Written tasks
- 1) Reproduce the passage of the column on newspaper orphans that runs from "The main thing" up to and including "wither and die.".
- 2) Carry the column on newspaper orphans forward from the point where it ends.

Source extract
Winnipeg Free Press - ONLINE EDITION
Newspaper orphans can do just fine
This week has brought another spate of items in the news predicting the death of daily newspapers.
I’ve gotten used to these over the years. Such predictions have long been a favourite of online commentators, who gleefully predict people will be reading only them in the future.
The main thing such writers have in common – apart from massive use of self-serving arguments -- is that they have little knowledge of the complex nature of newspaper business models or of how these models are being transformed. Attend a newspaper conference these days and you will be overwhelmed by the sheer number of new ideas being developed around the globe.
Admittedly, I was a bit alarmed to see David Carr, the respected media columnist for the New York Times, write a piece headlined: "Print Is Down, and Now Out."
Carr and others were commenting on a recent series of moves by large American media firms to spin off their newspapers into independent companies, separate from their more lucrative TV and digital properties.
Thus orphaned, so the thinking goes, these newspaper companies will wither and die.
Well, I have a message for the spun off newspaper firms: "Welcome to the orphans’ club!"
The Winnipeg Free Press was an orphan in 2001 when it was sold by the Thomson Corp., which was divesting itself of its newspapers to focus on electronic information services.

Dataset records
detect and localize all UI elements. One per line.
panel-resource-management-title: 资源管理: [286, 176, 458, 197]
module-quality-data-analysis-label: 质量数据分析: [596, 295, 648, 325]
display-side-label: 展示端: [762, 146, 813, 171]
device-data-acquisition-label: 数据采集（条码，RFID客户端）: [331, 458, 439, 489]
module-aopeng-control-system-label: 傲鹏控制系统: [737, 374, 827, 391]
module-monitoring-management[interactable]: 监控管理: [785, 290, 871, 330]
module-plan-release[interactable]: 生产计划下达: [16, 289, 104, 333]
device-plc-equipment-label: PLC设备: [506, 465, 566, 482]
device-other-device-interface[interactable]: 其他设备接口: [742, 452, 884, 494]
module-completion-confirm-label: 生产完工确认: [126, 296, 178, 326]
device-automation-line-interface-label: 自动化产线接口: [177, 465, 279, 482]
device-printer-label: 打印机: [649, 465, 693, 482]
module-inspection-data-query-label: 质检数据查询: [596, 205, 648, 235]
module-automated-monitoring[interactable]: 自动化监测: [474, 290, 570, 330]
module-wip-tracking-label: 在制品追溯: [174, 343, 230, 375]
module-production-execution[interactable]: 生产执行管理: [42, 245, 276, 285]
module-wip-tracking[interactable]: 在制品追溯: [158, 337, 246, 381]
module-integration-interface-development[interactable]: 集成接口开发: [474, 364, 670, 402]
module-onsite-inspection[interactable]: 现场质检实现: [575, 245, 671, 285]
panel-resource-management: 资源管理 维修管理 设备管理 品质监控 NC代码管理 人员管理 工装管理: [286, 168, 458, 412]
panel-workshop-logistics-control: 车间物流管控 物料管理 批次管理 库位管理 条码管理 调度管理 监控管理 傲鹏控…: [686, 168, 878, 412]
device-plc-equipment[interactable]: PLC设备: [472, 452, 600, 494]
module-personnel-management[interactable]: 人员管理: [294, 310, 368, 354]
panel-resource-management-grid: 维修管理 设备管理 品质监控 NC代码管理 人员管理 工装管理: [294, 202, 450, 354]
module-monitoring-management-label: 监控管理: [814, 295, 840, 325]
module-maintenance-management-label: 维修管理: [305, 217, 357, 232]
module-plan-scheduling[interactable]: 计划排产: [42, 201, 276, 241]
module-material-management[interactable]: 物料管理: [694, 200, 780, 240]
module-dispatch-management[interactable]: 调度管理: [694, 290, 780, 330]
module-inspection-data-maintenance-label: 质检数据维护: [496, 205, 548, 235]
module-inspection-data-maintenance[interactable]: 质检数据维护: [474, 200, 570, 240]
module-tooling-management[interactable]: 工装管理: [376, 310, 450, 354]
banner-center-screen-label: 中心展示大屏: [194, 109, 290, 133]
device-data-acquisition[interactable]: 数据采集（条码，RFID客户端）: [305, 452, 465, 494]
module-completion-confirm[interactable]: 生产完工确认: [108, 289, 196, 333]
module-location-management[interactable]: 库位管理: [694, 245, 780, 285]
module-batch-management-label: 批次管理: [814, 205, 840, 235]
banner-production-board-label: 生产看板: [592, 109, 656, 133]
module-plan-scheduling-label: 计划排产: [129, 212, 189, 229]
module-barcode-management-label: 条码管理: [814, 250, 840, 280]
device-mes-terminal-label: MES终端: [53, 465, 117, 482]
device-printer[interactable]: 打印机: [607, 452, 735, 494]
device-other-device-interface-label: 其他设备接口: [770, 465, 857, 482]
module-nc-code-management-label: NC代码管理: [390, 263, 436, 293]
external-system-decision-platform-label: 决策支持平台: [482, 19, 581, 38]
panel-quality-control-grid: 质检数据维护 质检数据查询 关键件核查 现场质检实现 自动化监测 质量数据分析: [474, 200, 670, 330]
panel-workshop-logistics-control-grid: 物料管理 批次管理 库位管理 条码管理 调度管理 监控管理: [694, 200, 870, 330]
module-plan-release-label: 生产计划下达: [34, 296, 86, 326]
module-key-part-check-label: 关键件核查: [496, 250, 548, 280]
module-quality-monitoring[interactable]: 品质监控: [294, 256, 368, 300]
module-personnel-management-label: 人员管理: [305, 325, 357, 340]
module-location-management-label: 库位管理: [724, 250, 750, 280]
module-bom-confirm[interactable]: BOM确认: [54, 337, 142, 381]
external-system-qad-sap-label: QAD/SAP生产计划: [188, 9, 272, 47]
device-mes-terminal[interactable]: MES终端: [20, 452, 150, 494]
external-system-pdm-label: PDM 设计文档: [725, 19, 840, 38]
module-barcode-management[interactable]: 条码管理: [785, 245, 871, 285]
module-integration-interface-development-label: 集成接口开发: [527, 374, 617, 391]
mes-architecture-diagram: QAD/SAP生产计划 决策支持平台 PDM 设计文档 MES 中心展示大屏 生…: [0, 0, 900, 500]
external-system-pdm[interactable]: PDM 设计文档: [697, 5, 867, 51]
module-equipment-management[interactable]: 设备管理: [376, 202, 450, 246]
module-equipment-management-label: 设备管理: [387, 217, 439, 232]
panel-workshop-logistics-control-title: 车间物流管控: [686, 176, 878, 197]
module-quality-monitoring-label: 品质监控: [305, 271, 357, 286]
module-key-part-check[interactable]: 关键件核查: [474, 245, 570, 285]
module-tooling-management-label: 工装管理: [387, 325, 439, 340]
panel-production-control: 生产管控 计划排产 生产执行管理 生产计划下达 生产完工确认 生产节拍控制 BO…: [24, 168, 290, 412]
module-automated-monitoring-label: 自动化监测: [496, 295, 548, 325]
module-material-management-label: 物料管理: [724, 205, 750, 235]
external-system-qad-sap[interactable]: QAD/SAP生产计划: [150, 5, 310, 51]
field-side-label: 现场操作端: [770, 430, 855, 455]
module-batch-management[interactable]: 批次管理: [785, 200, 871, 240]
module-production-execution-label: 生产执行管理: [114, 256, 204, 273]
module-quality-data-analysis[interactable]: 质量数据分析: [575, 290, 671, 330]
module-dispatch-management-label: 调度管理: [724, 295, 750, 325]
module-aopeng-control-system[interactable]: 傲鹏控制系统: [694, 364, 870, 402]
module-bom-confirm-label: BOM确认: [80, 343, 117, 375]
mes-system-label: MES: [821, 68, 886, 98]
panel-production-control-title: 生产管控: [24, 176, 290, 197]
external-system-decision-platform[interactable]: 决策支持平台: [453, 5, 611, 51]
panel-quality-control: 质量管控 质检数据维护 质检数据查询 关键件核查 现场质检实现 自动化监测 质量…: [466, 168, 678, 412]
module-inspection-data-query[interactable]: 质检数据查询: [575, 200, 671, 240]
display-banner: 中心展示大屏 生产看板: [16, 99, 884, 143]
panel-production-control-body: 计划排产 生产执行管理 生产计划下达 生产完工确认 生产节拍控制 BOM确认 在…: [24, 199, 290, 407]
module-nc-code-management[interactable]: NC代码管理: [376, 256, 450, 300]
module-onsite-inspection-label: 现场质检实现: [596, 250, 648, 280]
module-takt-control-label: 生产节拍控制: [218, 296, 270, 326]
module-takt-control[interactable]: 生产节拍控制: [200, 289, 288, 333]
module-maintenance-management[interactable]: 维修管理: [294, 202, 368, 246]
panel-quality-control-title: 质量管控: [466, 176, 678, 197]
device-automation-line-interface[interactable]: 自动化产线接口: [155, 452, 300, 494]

Task-by-task answers
- 1)
The main thing such writers have in common – apart from massive use of self-serving arguments -- is that they have little knowledge of the complex nature of newspaper business models or of how these models are being transformed. Attend a newspaper conference these days and you will be overwhelmed by the sheer number of new ideas being developed around the globe.
Admittedly, I was a bit alarmed to see David Carr, the respected media columnist for the New York Times, write a piece headlined: "Print Is Down, and Now Out."
Carr and others were commenting on a recent series of moves by large American media firms to spin off their newspapers into independent companies, separate from their more lucrative TV and digital properties.
Thus orphaned, so the thinking goes, these newspaper companies will wither and die.

- 2)
Ron Stern and Bob Silver had confidence in the newspaper’s future and purchased the Free Press and sister paper the Brandon Sun. In 2002, 49 per cent of the company was made into a publicly traded entity, which is now known as FP Newspapers Inc. Ron Stern remains the majority owner of the company.
Over almost 13 years, FP has performed steadily as it has adapted to what are undeniably challenging and changing times for newspapers.
We’ve grown to encompass two daily and eight community newspapers and many related digital businesses. We help advertisers reach customers in print, certainly, but also through many other means such as online ads and social media. Our digital developers produce websites, mobile apps and much more for customers. We print the daily Metro newspaper for Torstar as well as many community and ethnic newspapers owned by others. Our carriers now deliver not just the Free Press and Brandon Sun, but other publications as well.
You may recall that in 2001 the big media company in Winnipeg, owner of multiple Canadian daily newspapers, was Canwest. It went bankrupt and has disappeared.
Our most recent quarterly financial results were released today. They show us holding up better than most public newspaper companies. Revenue for the second quarter was down 5.6 per cent on a year over year basis, but expenses were also down – by 3.5 per cent before restructuring costs are considered – the result of careful management and prudent responses to drops in revenue. A bright spot was a 4.7 per cent increase in internet revenue, a continuing growth area as we develop how we serve our growing digital audience.
At our board meeting, I presented facts on the Free Press and how its audience has changed over the past five years. It went something like this: "In 2008, our readership was 391,000 adults, in 2009 it was 412,000, in 2010 it was 419,000, in 2011 it was 410,000 and in 2013 it was 405,000 adults."
In other words, our audience size is stable.
Those figures alone contradict anyone predicting the imminent demise of the newspaper.
Are times challenging for conventional newspaper companies? You bet.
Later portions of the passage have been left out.